[Problem details] Write out the entire passage on patient motivation in virtual rehabilitation, word for word.

However, not each virtual rehabilitation tool needs to look and feel like a computer game. Enjoyment of game-like content or even graphics style often depend on personal preference and graphical fidelity. In some cases, a realistic simulation of a relevant real-life environment can be the most motivating scenario as long as it aligns with the patient’s goals. Yet, even simple task rewards or a scoring system can go a long way to motivate the patient over extended periods of time and provide an easy-to-understand feedback system.
Increased patient motivation continues to be one of the most powerful aspects of virtual rehabilitation systems. Virtual scenarios and tasks need to be designed with a variety of content to engage patients beyond the novelty effect of the first few training sessions. After all, repetitive task practice is still thought to be the most effective means to regain motor function after neurological injuries, despite the frequent lack of patient motivation.

[Given information]

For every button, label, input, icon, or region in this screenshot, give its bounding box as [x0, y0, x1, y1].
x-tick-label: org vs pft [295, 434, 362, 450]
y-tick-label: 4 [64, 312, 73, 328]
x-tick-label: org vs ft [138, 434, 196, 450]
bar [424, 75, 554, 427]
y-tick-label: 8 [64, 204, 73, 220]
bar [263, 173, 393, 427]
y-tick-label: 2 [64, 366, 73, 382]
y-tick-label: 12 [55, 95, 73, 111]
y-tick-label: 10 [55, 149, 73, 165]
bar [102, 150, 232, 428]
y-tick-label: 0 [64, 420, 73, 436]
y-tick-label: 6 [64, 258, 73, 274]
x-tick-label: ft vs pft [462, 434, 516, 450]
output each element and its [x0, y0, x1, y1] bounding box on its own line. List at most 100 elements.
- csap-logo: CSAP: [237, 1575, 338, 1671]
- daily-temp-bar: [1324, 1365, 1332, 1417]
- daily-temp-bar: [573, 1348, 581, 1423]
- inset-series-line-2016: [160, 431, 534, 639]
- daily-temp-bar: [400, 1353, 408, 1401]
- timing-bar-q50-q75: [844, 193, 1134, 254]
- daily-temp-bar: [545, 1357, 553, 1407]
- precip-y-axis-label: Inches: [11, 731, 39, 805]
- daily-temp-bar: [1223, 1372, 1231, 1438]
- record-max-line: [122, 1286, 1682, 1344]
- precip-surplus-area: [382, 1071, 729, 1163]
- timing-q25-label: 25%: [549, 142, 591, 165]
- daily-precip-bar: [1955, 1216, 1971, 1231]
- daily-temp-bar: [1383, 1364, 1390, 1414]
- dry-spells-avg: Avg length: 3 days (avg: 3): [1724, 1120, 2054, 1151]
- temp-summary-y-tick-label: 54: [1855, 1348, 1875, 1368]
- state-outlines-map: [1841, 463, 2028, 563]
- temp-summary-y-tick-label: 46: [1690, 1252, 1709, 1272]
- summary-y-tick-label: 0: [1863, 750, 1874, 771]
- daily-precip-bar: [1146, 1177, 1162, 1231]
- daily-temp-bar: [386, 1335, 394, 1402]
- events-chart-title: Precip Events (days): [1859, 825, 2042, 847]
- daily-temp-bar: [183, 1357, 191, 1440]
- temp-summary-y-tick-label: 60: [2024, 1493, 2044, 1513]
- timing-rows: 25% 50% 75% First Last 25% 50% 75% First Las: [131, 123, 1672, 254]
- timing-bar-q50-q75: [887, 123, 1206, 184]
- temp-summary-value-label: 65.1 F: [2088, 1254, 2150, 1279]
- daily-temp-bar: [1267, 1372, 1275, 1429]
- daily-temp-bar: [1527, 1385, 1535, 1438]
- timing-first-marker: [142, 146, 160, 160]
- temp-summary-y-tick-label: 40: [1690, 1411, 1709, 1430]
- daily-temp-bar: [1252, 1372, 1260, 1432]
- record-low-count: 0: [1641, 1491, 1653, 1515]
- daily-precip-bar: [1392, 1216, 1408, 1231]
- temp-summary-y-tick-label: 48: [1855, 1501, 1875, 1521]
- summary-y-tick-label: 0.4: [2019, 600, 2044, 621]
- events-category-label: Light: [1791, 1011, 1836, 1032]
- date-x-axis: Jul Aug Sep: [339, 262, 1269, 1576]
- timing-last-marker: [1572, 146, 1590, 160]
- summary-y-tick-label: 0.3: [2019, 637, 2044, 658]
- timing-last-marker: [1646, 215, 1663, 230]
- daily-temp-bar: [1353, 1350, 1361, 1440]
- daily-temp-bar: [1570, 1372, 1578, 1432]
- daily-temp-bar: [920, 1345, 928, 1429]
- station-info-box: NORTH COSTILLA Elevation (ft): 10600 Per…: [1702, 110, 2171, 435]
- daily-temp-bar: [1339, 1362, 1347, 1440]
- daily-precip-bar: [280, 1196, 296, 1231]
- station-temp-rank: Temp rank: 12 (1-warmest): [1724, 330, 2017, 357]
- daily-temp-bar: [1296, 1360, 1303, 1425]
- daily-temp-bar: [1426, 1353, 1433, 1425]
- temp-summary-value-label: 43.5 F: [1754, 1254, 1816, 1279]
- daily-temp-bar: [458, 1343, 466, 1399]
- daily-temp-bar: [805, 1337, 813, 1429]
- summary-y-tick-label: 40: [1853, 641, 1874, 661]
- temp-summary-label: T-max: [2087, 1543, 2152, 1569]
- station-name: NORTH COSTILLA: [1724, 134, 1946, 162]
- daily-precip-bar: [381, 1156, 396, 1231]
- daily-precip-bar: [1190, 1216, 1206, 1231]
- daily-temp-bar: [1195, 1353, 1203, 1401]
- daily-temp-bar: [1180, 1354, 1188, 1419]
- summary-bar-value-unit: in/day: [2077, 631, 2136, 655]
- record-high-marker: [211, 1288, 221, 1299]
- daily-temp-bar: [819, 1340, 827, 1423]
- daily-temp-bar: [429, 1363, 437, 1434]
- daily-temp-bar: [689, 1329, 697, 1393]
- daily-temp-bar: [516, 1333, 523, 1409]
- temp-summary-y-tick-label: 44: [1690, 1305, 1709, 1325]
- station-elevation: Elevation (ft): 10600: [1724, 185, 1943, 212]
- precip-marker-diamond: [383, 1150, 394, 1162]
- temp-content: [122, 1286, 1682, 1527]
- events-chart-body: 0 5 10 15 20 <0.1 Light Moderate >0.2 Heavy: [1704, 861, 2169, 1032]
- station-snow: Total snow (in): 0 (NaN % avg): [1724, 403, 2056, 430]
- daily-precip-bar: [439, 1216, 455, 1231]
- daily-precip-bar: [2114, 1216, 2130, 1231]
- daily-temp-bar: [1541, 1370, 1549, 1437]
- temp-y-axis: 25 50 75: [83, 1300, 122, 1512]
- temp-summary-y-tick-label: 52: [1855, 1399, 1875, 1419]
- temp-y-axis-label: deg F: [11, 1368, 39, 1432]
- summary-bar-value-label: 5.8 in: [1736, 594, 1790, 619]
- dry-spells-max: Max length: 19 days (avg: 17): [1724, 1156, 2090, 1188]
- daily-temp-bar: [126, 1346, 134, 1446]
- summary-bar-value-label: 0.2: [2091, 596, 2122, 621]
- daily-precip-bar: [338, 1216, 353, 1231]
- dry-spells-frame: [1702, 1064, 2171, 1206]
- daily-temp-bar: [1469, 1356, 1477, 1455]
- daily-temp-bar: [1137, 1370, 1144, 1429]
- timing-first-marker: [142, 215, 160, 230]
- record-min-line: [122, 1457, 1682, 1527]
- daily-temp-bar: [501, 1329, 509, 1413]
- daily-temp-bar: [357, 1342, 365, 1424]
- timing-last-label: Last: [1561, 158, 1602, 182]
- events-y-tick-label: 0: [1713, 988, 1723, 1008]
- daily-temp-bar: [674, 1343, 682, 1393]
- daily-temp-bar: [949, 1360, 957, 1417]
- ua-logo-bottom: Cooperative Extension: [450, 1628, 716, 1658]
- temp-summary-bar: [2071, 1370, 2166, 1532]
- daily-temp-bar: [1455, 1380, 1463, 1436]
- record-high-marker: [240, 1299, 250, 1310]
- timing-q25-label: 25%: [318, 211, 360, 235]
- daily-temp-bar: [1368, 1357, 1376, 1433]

[Completed exercise]
However, not each virtual rehabilitation tool needs to look and feel like a computer game. Enjoyment of game-like content or even graphics style often depend on personal preference and graphical fidelity. In some cases, a realistic simulation of a relevant real-life environment can be the most motivating scenario as long as it aligns with the patient’s goals. Yet, even simple task rewards or a scoring system can go a long way to motivate the patient over extended periods of time and provide an easy-to-understand feedback system.
Increased patient motivation continues to be one of the most powerful aspects of virtual rehabilitation systems. Virtual scenarios and tasks need to be designed with a variety of content to engage patients beyond the novelty effect of the first few training sessions. After all, repetitive task practice is still thought to be the most effective means to regain motor function after neurological injuries, despite the frequent lack of patient motivation.